EXERCISE TASKS:
a) For the Moscow park article, decide whether each statement agrees with the text: (i) About 50 people took part in the gathering at the park. (ii) The activists planned to begin their patrols on Tuesday. (iii) A Russian Orthodox priest led the prayers at the monument. Answer yes or no for each, quoting the deciding words of the text.
b) Write out the Moscow park article between "Starting Wednesday, the" and "actions are legal.", inclusive, relabeling "city police" as "municipal police".

PAGE TEXT:
(begin)

Activists from nationalist and Russian Orthodox groups on Tuesday launched a campaign to keep LGBT people away from a Moscow park they say is a popular meeting place for gays and lesbians, Russian media reported.

The campaign reflects confidence among conservative activists that they will face no opposition from authorities in Russia, which liberals accuse of tolerating nationalist and extreme-right activists while taking measures to silence Kremlin critics.

About 50 people from several organizations converged on the small park in central Moscow near the offices of President Vladimir Putin's administration, the Interfax news agency and Ekho Moskvy radio reported. Several prayed at a monument honoring 19th-century Russian military heroes, led by a Russian Orthodox priest, Ekho Moskvy reported.

Interfax quoted Diana Romanovskaya, spokeswoman for a Russian Orthodox youth activist group called Georgiyevtsy, as saying the park is frequented by people ''who boldly demonstrate their nontraditional [sexual] orientation, persuading everyone that it is normal. We believe that it is a vice and want to remove all this from this site, which is sacred to Russians.''

Starting Wednesday, the activists plan to conduct ''patrols'' of the park every evening, asking people they believe are gay to leave the area, the reports said. According to Ekho Moskvy, the Georgiyevtsy group plans to ask city police and Moscow mayor Yuri Luzhkov's office to help patrol the park or to stipulate that their actions are legal.

(end)

DATASET EXTRACT:
(begin)

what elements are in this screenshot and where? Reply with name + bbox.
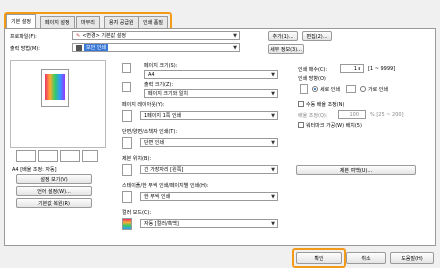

(end)

ANSWERS TO THE EXERCISES:
a)
(i) Yes: "About 50 people from several organizations converged on the small park in central Moscow"
(ii) No: "Starting Wednesday, the activists plan to conduct"
(iii) Yes: "Several prayed at a monument honoring 19th-century Russian military heroes, led by a Russian Orthodox priest"

b)
Starting Wednesday, the activists plan to conduct ''patrols'' of the park every evening, asking people they believe are gay to leave the area, the reports said. According to Ekho Moskvy, the Georgiyevtsy group plans to ask municipal police and Moscow mayor Yuri Luzhkov's office to help patrol the park or to stipulate that their actions are legal.